*** Provided data ***

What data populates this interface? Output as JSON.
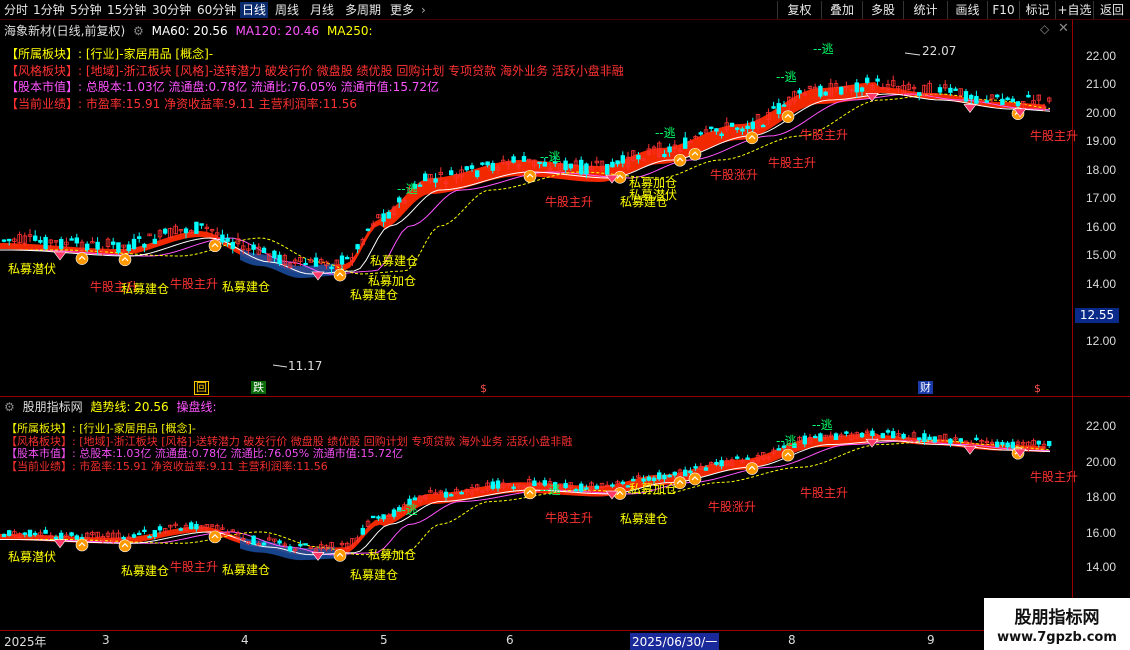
{
  "toolbar": {
    "timeframes": [
      "分时",
      "1分钟",
      "5分钟",
      "15分钟",
      "30分钟",
      "60分钟",
      "日线",
      "周线",
      "月线",
      "多周期",
      "更多"
    ],
    "active_timeframe": "日线",
    "buttons": [
      "复权",
      "叠加",
      "多股",
      "统计",
      "画线",
      "F10",
      "标记",
      "+自选",
      "返回"
    ]
  },
  "main_panel": {
    "stock_title": "海象新材(日线,前复权)",
    "ma60": "MA60: 20.56",
    "ma120": "MA120: 20.46",
    "ma250": "MA250:",
    "info": [
      {
        "label": "【所属板块】:",
        "value": "[行业]-家居用品 [概念]-"
      },
      {
        "label": "【风格板块】:",
        "value": "[地域]-浙江板块 [风格]-送转潜力 破发行价 微盘股 绩优股 回购计划 专项贷款 海外业务 活跃小盘非融"
      },
      {
        "label": "【股本市值】:",
        "value": "总股本:1.03亿 流通盘:0.78亿 流通比:76.05% 流通市值:15.72亿"
      },
      {
        "label": "【当前业绩】:",
        "value": "市盈率:15.91 净资收益率:9.11 主营利润率:11.56"
      }
    ],
    "y_ticks": [
      "22.00",
      "21.00",
      "20.00",
      "19.00",
      "18.00",
      "17.00",
      "16.00",
      "15.00",
      "14.00",
      "13.00",
      "12.00"
    ],
    "current_price": "12.55",
    "high_label": "22.07",
    "low_label": "11.17",
    "markers": [
      "回",
      "跌",
      "$",
      "财",
      "$"
    ]
  },
  "sub_panel": {
    "title": "股朋指标网",
    "trend_line": "趋势线: 20.56",
    "operate_line": "操盘线:",
    "y_ticks": [
      "22.00",
      "20.00",
      "18.00",
      "16.00",
      "14.00"
    ]
  },
  "signals": {
    "escape": "逃",
    "private_build": "私募建仓",
    "private_add": "私募加仓",
    "private_hide": "私募潜伏",
    "bull_rise": "牛股主升",
    "bull_surge": "牛股涨升"
  },
  "x_axis": {
    "labels": [
      "2025年",
      "3",
      "4",
      "5",
      "6",
      "2025/06/30/一",
      "8",
      "9"
    ]
  },
  "watermark": {
    "name": "股朋指标网",
    "url": "www.7gpzb.com"
  },
  "colors": {
    "up": "#ff3232",
    "down": "#00ffff",
    "ma60": "#ffffff",
    "ma120": "#ff55ff",
    "ma250": "#ffff00",
    "trend_band": "#ff2a00",
    "grid_border": "#990000"
  }
}
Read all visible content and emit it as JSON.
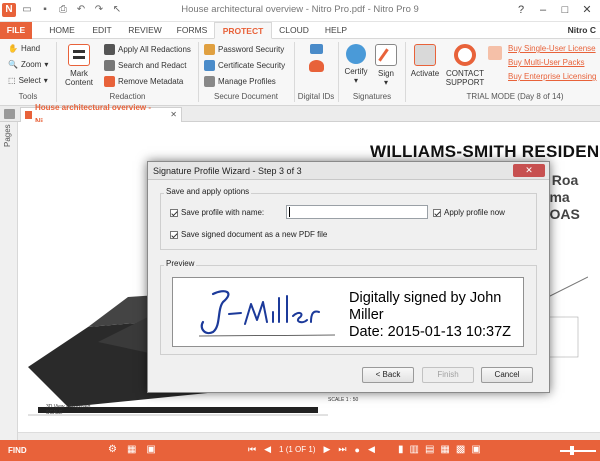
{
  "app": {
    "window_title": "House architectural overview - Nitro Pro.pdf - Nitro Pro 9",
    "user": "Nitro C"
  },
  "tabs": [
    "FILE",
    "HOME",
    "EDIT",
    "REVIEW",
    "FORMS",
    "PROTECT",
    "CLOUD",
    "HELP"
  ],
  "active_tab": "PROTECT",
  "ribbon": {
    "tools": {
      "items": [
        "Hand",
        "Zoom",
        "Select"
      ],
      "label": "Tools"
    },
    "redaction": {
      "mark_content": "Mark\nContent",
      "items": [
        "Apply All Redactions",
        "Search and Redact",
        "Remove Metadata"
      ],
      "label": "Redaction"
    },
    "secure": {
      "items": [
        "Password Security",
        "Certificate Security",
        "Manage Profiles"
      ],
      "label": "Secure Document"
    },
    "digital_ids": {
      "label": "Digital IDs"
    },
    "signatures": {
      "certify": "Certify",
      "sign": "Sign",
      "label": "Signatures"
    },
    "activate": "Activate",
    "contact": "CONTACT\nSUPPORT",
    "trial_links": [
      "Buy Single-User License",
      "Buy Multi-User Packs",
      "Buy Enterprise Licensing"
    ],
    "trial_label": "TRIAL MODE (Day 8 of 14)"
  },
  "document": {
    "tab_label": "House architectural overview - Ni...",
    "pages_label": "Pages",
    "heading": "WILLIAMS-SMITH RESIDENCE",
    "address_lines": [
      "etta Roa",
      "Rauma",
      "TI COAS"
    ],
    "caption1": "3D View - Proposed",
    "caption2": "SCALE",
    "scale_label": "SCALE 1 : 50"
  },
  "dialog": {
    "title": "Signature Profile Wizard - Step 3 of 3",
    "close": "✕",
    "save_group": "Save and apply options",
    "save_profile_label": "Save profile with name:",
    "profile_name": "",
    "apply_profile_label": "Apply profile now",
    "save_signed_label": "Save signed document as a new PDF file",
    "preview_group": "Preview",
    "signature_lines": [
      "Digitally signed by John",
      "Miller",
      "Date: 2015-01-13 10:37Z"
    ],
    "back": "< Back",
    "finish": "Finish",
    "cancel": "Cancel"
  },
  "status": {
    "find": "FIND",
    "page": "1 (1 OF 1)"
  }
}
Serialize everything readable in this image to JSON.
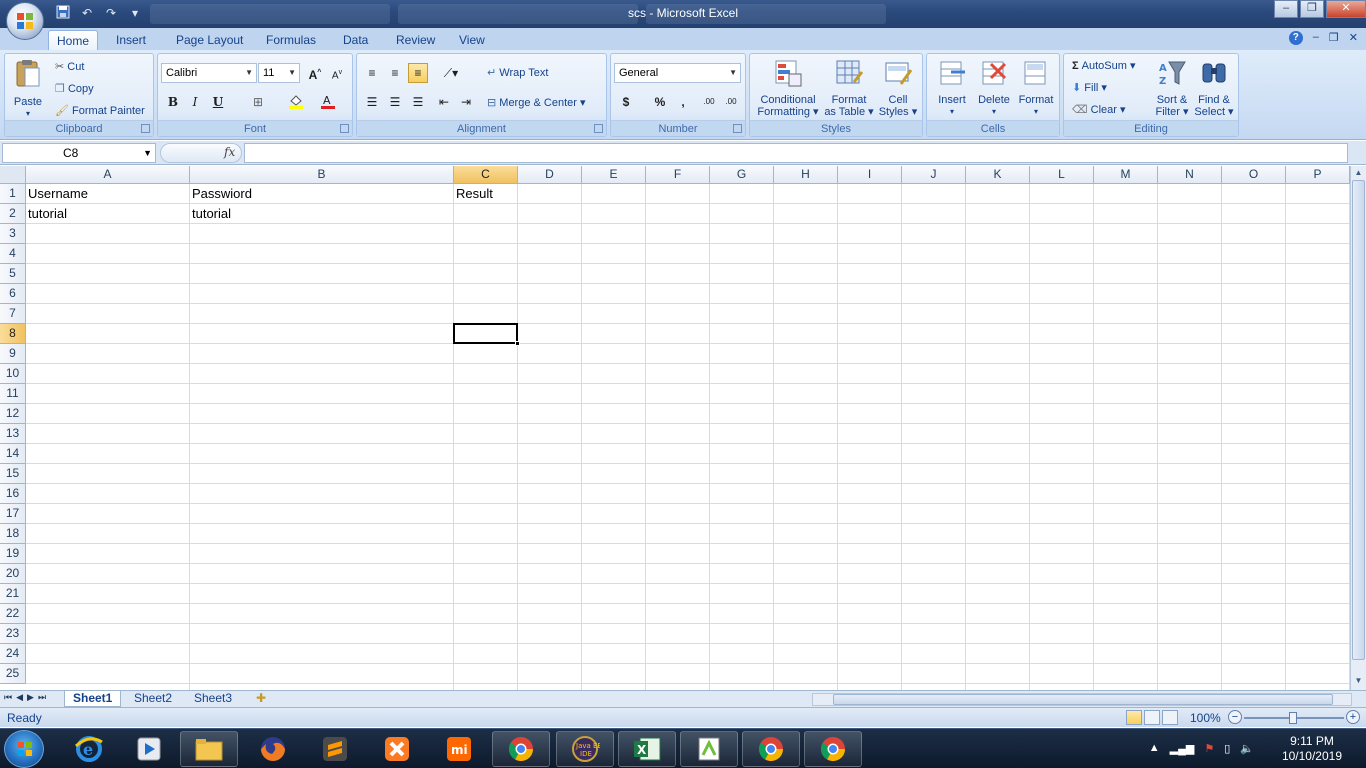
{
  "window": {
    "title": "scs - Microsoft Excel"
  },
  "window_controls": {
    "minimize": "–",
    "restore": "❐",
    "close": "✕"
  },
  "ribbon_tabs": [
    "Home",
    "Insert",
    "Page Layout",
    "Formulas",
    "Data",
    "Review",
    "View"
  ],
  "ribbon_right": {
    "help": "?",
    "minimize": "–",
    "restore": "❐",
    "close": "✕"
  },
  "clipboard": {
    "paste": "Paste",
    "cut": "Cut",
    "copy": "Copy",
    "format_painter": "Format Painter",
    "label": "Clipboard"
  },
  "font": {
    "name": "Calibri",
    "size": "11",
    "bold": "B",
    "italic": "I",
    "underline": "U",
    "grow": "A",
    "shrink": "A",
    "label": "Font"
  },
  "alignment": {
    "wrap_text": "Wrap Text",
    "merge_center": "Merge & Center",
    "label": "Alignment"
  },
  "number": {
    "format": "General",
    "currency": "$",
    "percent": "%",
    "comma": ",",
    "inc_decimal": ".00",
    "dec_decimal": ".00",
    "label": "Number"
  },
  "styles": {
    "conditional_1": "Conditional",
    "conditional_2": "Formatting",
    "table_1": "Format",
    "table_2": "as Table",
    "cell_1": "Cell",
    "cell_2": "Styles",
    "label": "Styles"
  },
  "cells": {
    "insert": "Insert",
    "delete": "Delete",
    "format": "Format",
    "label": "Cells"
  },
  "editing": {
    "autosum": "AutoSum",
    "fill": "Fill",
    "clear": "Clear",
    "sort_1": "Sort &",
    "sort_2": "Filter",
    "find_1": "Find &",
    "find_2": "Select",
    "label": "Editing"
  },
  "formula_bar": {
    "name_box": "C8",
    "fx": "fx",
    "formula": ""
  },
  "columns": [
    "A",
    "B",
    "C",
    "D",
    "E",
    "F",
    "G",
    "H",
    "I",
    "J",
    "K",
    "L",
    "M",
    "N",
    "O",
    "P"
  ],
  "rows": [
    "1",
    "2",
    "3",
    "4",
    "5",
    "6",
    "7",
    "8",
    "9",
    "10",
    "11",
    "12",
    "13",
    "14",
    "15",
    "16",
    "17",
    "18",
    "19",
    "20",
    "21",
    "22",
    "23",
    "24",
    "25"
  ],
  "cells_data": {
    "A1": "Username",
    "B1": "Passwiord",
    "C1": "Result",
    "A2": "tutorial",
    "B2": "tutorial"
  },
  "selected_cell": "C8",
  "sheets": [
    "Sheet1",
    "Sheet2",
    "Sheet3"
  ],
  "active_sheet": "Sheet1",
  "status": {
    "ready": "Ready",
    "zoom": "100%",
    "zoom_minus": "−",
    "zoom_plus": "+"
  },
  "taskbar": {
    "time": "9:11 PM",
    "date": "10/10/2019",
    "apps": [
      "internet-explorer",
      "media-player",
      "file-explorer",
      "firefox",
      "sublime-text",
      "xampp",
      "mi-pc-suite",
      "chrome",
      "java-ee-ide",
      "excel",
      "notepad-plus-plus",
      "chrome",
      "chrome"
    ]
  },
  "colors": {
    "accent": "#15428b",
    "selected_header": "#f1c15f",
    "ribbon": "#d0e1f6"
  }
}
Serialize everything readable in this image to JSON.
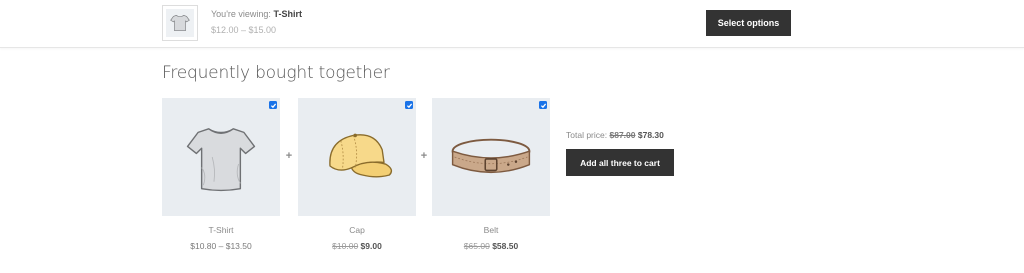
{
  "sticky_bar": {
    "viewing_prefix": "You're viewing:",
    "product_name": "T-Shirt",
    "price_range": "$12.00 – $15.00",
    "select_button": "Select options",
    "thumbnail_icon": "tshirt-icon"
  },
  "bundle": {
    "title": "Frequently bought together",
    "plus_sign": "+",
    "items": [
      {
        "name": "T-Shirt",
        "price": "$10.80 – $13.50",
        "original_price": "",
        "sale_price": "",
        "checked": true,
        "icon": "tshirt-icon"
      },
      {
        "name": "Cap",
        "price": "",
        "original_price": "$10.00",
        "sale_price": "$9.00",
        "checked": true,
        "icon": "cap-icon"
      },
      {
        "name": "Belt",
        "price": "",
        "original_price": "$65.00",
        "sale_price": "$58.50",
        "checked": true,
        "icon": "belt-icon"
      }
    ],
    "total_label": "Total price:",
    "total_original": "$87.00",
    "total_sale": "$78.30",
    "add_button": "Add all three to cart"
  },
  "colors": {
    "button_bg": "#333333",
    "tile_bg": "#e9edf1",
    "checkbox": "#1a73e8"
  }
}
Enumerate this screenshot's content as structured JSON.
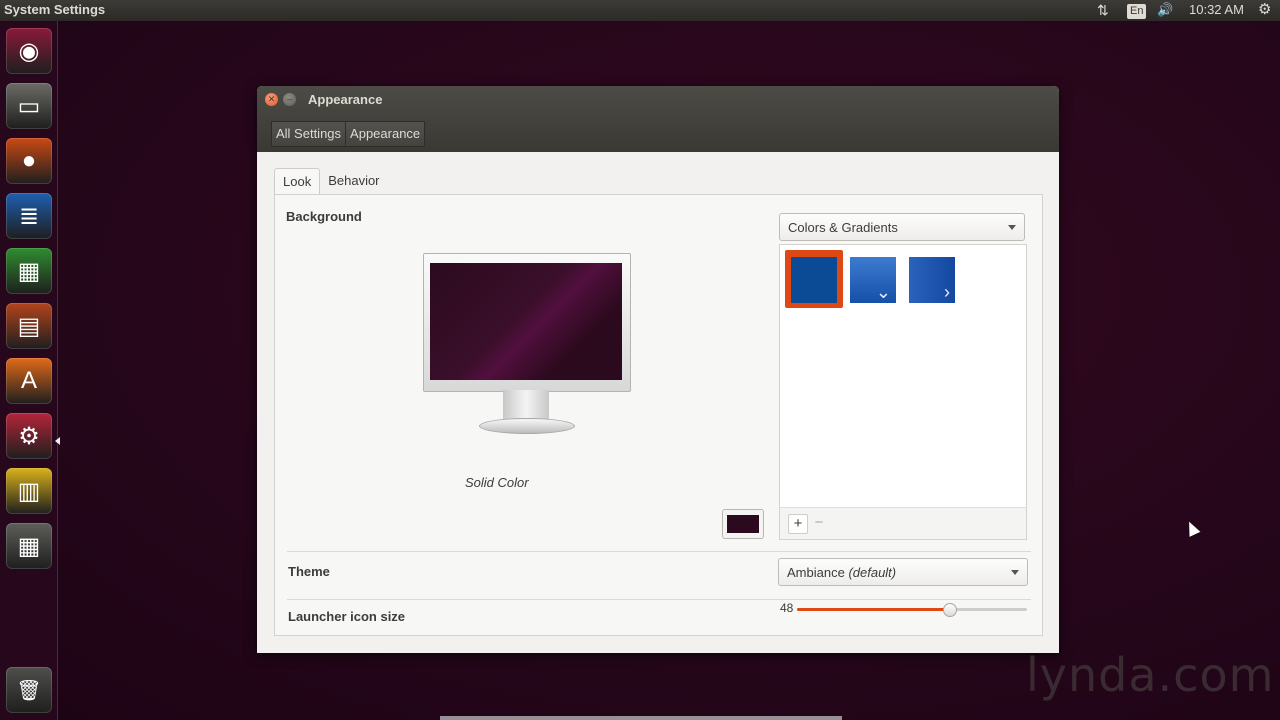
{
  "topbar": {
    "app_title": "System Settings",
    "keyboard_layout": "En",
    "clock": "10:32 AM"
  },
  "launcher": {
    "items": [
      {
        "name": "dash-home",
        "icon": "ubuntu-logo-icon",
        "glyph": "◉",
        "bg": "#8a1a3a"
      },
      {
        "name": "files",
        "icon": "file-cabinet-icon",
        "glyph": "▭",
        "bg": "#6b6b66"
      },
      {
        "name": "firefox",
        "icon": "firefox-icon",
        "glyph": "●",
        "bg": "#c94a14"
      },
      {
        "name": "libreoffice-writer",
        "icon": "writer-document-icon",
        "glyph": "≣",
        "bg": "#1f5fb0"
      },
      {
        "name": "libreoffice-calc",
        "icon": "calc-spreadsheet-icon",
        "glyph": "▦",
        "bg": "#2f8d2f"
      },
      {
        "name": "libreoffice-impress",
        "icon": "impress-presentation-icon",
        "glyph": "▤",
        "bg": "#b3441c"
      },
      {
        "name": "software-center",
        "icon": "software-center-bag-icon",
        "glyph": "A",
        "bg": "#e06a1a"
      },
      {
        "name": "system-settings",
        "icon": "settings-gear-wrench-icon",
        "glyph": "⚙",
        "bg": "#b5253a"
      },
      {
        "name": "archive-manager",
        "icon": "archive-manager-icon",
        "glyph": "▥",
        "bg": "#d9b21a"
      },
      {
        "name": "calculator",
        "icon": "calculator-icon",
        "glyph": "▦",
        "bg": "#5e5e5a"
      }
    ],
    "trash": {
      "name": "trash",
      "icon": "trash-icon",
      "glyph": "🗑",
      "bg": "#4f4f4b"
    }
  },
  "window": {
    "title": "Appearance",
    "breadcrumbs": [
      "All Settings",
      "Appearance"
    ],
    "tabs": [
      "Look",
      "Behavior"
    ],
    "active_tab": "Look",
    "background": {
      "label": "Background",
      "caption": "Solid Color",
      "selected_color": "#2c0a1e",
      "source_dropdown": "Colors & Gradients",
      "swatches": [
        {
          "name": "solid",
          "color": "#0b4a95",
          "selected": true
        },
        {
          "name": "vertical-gradient",
          "color": "#2a68c4",
          "selected": false
        },
        {
          "name": "horizontal-gradient",
          "color": "#1c55b0",
          "selected": false
        }
      ],
      "add_label": "+",
      "remove_label": "−"
    },
    "theme": {
      "label": "Theme",
      "value": "Ambiance",
      "value_suffix": "(default)"
    },
    "launcher_icon_size": {
      "label": "Launcher icon size",
      "value": "48",
      "fraction": 0.66
    }
  },
  "watermark": "lynda.com",
  "colors": {
    "accent": "#dd4814",
    "desktop": "#2c0a1e"
  }
}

***

Exercise description —
Looking at the data above, show all lines where the word "Nitro" occurs.

Finished task —
    "window_title": "House architectural overview - Nitro Pro.pdf - Nitro Pro 9",
    "user": "Nitro C"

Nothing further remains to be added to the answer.